**Task requirements**
Repeat the full listing below verbatim and keep the images out.

(Stored data)

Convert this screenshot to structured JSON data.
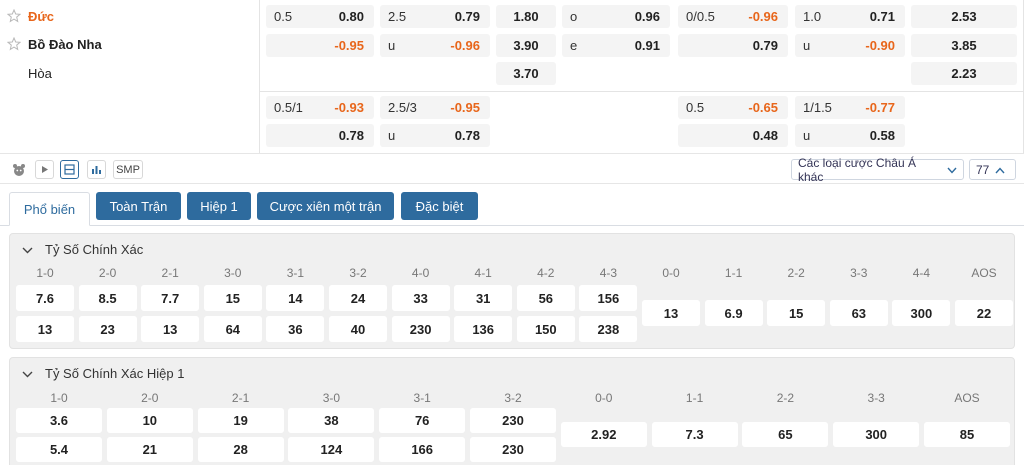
{
  "teams": {
    "home": "Đức",
    "away": "Bồ Đào Nha",
    "draw": "Hòa"
  },
  "colors": {
    "accent_orange": "#e8661b",
    "tab_blue": "#2e6b9e"
  },
  "odds_row1": {
    "g1_a_label": "0.5",
    "g1_a_val": "0.80",
    "g1_b_val": "-0.95",
    "g2_a_label": "2.5",
    "g2_a_val": "0.79",
    "g2_b_label": "u",
    "g2_b_val": "-0.96",
    "x12_a": "1.80",
    "x12_b": "3.90",
    "x12_c": "3.70",
    "oe_a_label": "o",
    "oe_a_val": "0.96",
    "oe_b_label": "e",
    "oe_b_val": "0.91",
    "h1_a_label": "0/0.5",
    "h1_a_val": "-0.96",
    "h1_b_val": "0.79",
    "h2_a_label": "1.0",
    "h2_a_val": "0.71",
    "h2_b_label": "u",
    "h2_b_val": "-0.90",
    "h12_a": "2.53",
    "h12_b": "3.85",
    "h12_c": "2.23"
  },
  "odds_row2": {
    "g1_a_label": "0.5/1",
    "g1_a_val": "-0.93",
    "g1_b_val": "0.78",
    "g2_a_label": "2.5/3",
    "g2_a_val": "-0.95",
    "g2_b_label": "u",
    "g2_b_val": "0.78",
    "h1_a_label": "0.5",
    "h1_a_val": "-0.65",
    "h1_b_val": "0.48",
    "h2_a_label": "1/1.5",
    "h2_a_val": "-0.77",
    "h2_b_label": "u",
    "h2_b_val": "0.58"
  },
  "toolbar": {
    "smp_label": "SMP",
    "market_select": "Các loại cược Châu Á khác",
    "count": "77"
  },
  "tabs": [
    "Phổ biến",
    "Toàn Trận",
    "Hiệp 1",
    "Cược xiên một trận",
    "Đặc biệt"
  ],
  "panel1": {
    "title": "Tỷ Số Chính Xác",
    "headers": [
      "1-0",
      "2-0",
      "2-1",
      "3-0",
      "3-1",
      "3-2",
      "4-0",
      "4-1",
      "4-2",
      "4-3",
      "0-0",
      "1-1",
      "2-2",
      "3-3",
      "4-4",
      "AOS"
    ],
    "home_row": [
      "7.6",
      "8.5",
      "7.7",
      "15",
      "14",
      "24",
      "33",
      "31",
      "56",
      "156"
    ],
    "away_row": [
      "13",
      "23",
      "13",
      "64",
      "36",
      "40",
      "230",
      "136",
      "150",
      "238"
    ],
    "draw_row": [
      "13",
      "6.9",
      "15",
      "63",
      "300",
      "22"
    ]
  },
  "panel2": {
    "title": "Tỷ Số Chính Xác Hiệp 1",
    "headers": [
      "1-0",
      "2-0",
      "2-1",
      "3-0",
      "3-1",
      "3-2",
      "0-0",
      "1-1",
      "2-2",
      "3-3",
      "AOS"
    ],
    "home_row": [
      "3.6",
      "10",
      "19",
      "38",
      "76",
      "230"
    ],
    "away_row": [
      "5.4",
      "21",
      "28",
      "124",
      "166",
      "230"
    ],
    "draw_row": [
      "2.92",
      "7.3",
      "65",
      "300",
      "85"
    ]
  }
}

**The completed task**
Convert this screenshot to structured JSON data.
{
  "teams": {
    "home": "Đức",
    "away": "Bồ Đào Nha",
    "draw": "Hòa"
  },
  "colors": {
    "accent_orange": "#e8661b",
    "tab_blue": "#2e6b9e"
  },
  "odds_row1": {
    "g1_a_label": "0.5",
    "g1_a_val": "0.80",
    "g1_b_val": "-0.95",
    "g2_a_label": "2.5",
    "g2_a_val": "0.79",
    "g2_b_label": "u",
    "g2_b_val": "-0.96",
    "x12_a": "1.80",
    "x12_b": "3.90",
    "x12_c": "3.70",
    "oe_a_label": "o",
    "oe_a_val": "0.96",
    "oe_b_label": "e",
    "oe_b_val": "0.91",
    "h1_a_label": "0/0.5",
    "h1_a_val": "-0.96",
    "h1_b_val": "0.79",
    "h2_a_label": "1.0",
    "h2_a_val": "0.71",
    "h2_b_label": "u",
    "h2_b_val": "-0.90",
    "h12_a": "2.53",
    "h12_b": "3.85",
    "h12_c": "2.23"
  },
  "odds_row2": {
    "g1_a_label": "0.5/1",
    "g1_a_val": "-0.93",
    "g1_b_val": "0.78",
    "g2_a_label": "2.5/3",
    "g2_a_val": "-0.95",
    "g2_b_label": "u",
    "g2_b_val": "0.78",
    "h1_a_label": "0.5",
    "h1_a_val": "-0.65",
    "h1_b_val": "0.48",
    "h2_a_label": "1/1.5",
    "h2_a_val": "-0.77",
    "h2_b_label": "u",
    "h2_b_val": "0.58"
  },
  "toolbar": {
    "smp_label": "SMP",
    "market_select": "Các loại cược Châu Á khác",
    "count": "77"
  },
  "tabs": [
    "Phổ biến",
    "Toàn Trận",
    "Hiệp 1",
    "Cược xiên một trận",
    "Đặc biệt"
  ],
  "panel1": {
    "title": "Tỷ Số Chính Xác",
    "headers": [
      "1-0",
      "2-0",
      "2-1",
      "3-0",
      "3-1",
      "3-2",
      "4-0",
      "4-1",
      "4-2",
      "4-3",
      "0-0",
      "1-1",
      "2-2",
      "3-3",
      "4-4",
      "AOS"
    ],
    "home_row": [
      "7.6",
      "8.5",
      "7.7",
      "15",
      "14",
      "24",
      "33",
      "31",
      "56",
      "156"
    ],
    "away_row": [
      "13",
      "23",
      "13",
      "64",
      "36",
      "40",
      "230",
      "136",
      "150",
      "238"
    ],
    "draw_row": [
      "13",
      "6.9",
      "15",
      "63",
      "300",
      "22"
    ]
  },
  "panel2": {
    "title": "Tỷ Số Chính Xác Hiệp 1",
    "headers": [
      "1-0",
      "2-0",
      "2-1",
      "3-0",
      "3-1",
      "3-2",
      "0-0",
      "1-1",
      "2-2",
      "3-3",
      "AOS"
    ],
    "home_row": [
      "3.6",
      "10",
      "19",
      "38",
      "76",
      "230"
    ],
    "away_row": [
      "5.4",
      "21",
      "28",
      "124",
      "166",
      "230"
    ],
    "draw_row": [
      "2.92",
      "7.3",
      "65",
      "300",
      "85"
    ]
  }
}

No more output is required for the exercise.